### Prompt
Filter this data down to the lines that hold "الإناء", and copy them.

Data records

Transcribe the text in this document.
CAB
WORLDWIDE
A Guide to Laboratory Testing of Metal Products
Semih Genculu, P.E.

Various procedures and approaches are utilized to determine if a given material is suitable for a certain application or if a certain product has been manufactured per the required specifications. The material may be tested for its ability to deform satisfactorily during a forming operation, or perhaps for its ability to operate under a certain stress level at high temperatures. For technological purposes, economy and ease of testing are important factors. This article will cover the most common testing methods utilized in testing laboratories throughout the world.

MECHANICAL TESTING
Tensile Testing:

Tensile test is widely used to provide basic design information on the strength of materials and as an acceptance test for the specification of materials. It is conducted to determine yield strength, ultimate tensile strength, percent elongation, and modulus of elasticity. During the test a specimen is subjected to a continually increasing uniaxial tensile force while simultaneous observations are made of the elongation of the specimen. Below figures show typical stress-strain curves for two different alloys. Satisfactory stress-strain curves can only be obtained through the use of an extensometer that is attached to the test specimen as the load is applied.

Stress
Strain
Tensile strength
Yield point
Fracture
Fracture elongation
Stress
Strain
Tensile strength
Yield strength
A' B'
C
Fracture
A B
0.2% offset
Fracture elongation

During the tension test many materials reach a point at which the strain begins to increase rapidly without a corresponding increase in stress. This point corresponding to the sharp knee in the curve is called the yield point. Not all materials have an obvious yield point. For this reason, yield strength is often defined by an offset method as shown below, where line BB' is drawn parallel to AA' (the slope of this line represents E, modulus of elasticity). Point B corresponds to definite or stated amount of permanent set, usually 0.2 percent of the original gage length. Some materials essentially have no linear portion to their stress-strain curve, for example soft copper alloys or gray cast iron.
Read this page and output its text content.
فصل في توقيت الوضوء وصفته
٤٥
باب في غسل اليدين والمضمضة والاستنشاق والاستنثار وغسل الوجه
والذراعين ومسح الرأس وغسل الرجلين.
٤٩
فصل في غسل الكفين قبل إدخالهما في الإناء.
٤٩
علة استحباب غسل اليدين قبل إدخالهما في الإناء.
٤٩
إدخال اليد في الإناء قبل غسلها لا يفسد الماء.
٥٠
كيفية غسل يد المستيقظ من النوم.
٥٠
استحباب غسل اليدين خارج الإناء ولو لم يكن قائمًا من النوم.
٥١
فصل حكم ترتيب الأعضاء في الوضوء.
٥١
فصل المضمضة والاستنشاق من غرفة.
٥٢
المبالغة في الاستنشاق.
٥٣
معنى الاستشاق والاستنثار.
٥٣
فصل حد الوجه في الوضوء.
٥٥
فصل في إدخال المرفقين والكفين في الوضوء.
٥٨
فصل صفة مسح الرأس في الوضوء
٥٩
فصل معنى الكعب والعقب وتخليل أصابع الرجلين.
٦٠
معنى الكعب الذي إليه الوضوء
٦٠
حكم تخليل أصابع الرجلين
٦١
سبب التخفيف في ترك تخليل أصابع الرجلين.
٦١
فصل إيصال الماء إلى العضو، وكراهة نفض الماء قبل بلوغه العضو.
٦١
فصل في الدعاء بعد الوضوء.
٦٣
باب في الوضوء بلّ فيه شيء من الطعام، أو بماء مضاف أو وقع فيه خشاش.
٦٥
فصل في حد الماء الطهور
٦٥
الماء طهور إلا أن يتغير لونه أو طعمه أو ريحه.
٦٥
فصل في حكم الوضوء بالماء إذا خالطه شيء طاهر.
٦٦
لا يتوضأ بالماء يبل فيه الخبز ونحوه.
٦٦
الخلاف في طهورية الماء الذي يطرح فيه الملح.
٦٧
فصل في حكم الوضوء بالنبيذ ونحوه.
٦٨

### Solved problem
فصل في غسل الكفين قبل إدخالهما في الإناء.
علة استحباب غسل اليدين قبل إدخالهما في الإناء.
إدخال اليد في الإناء قبل غسلها لا يفسد الماء.
استحباب غسل اليدين خارج الإناء ولو لم يكن قائمًا من النوم.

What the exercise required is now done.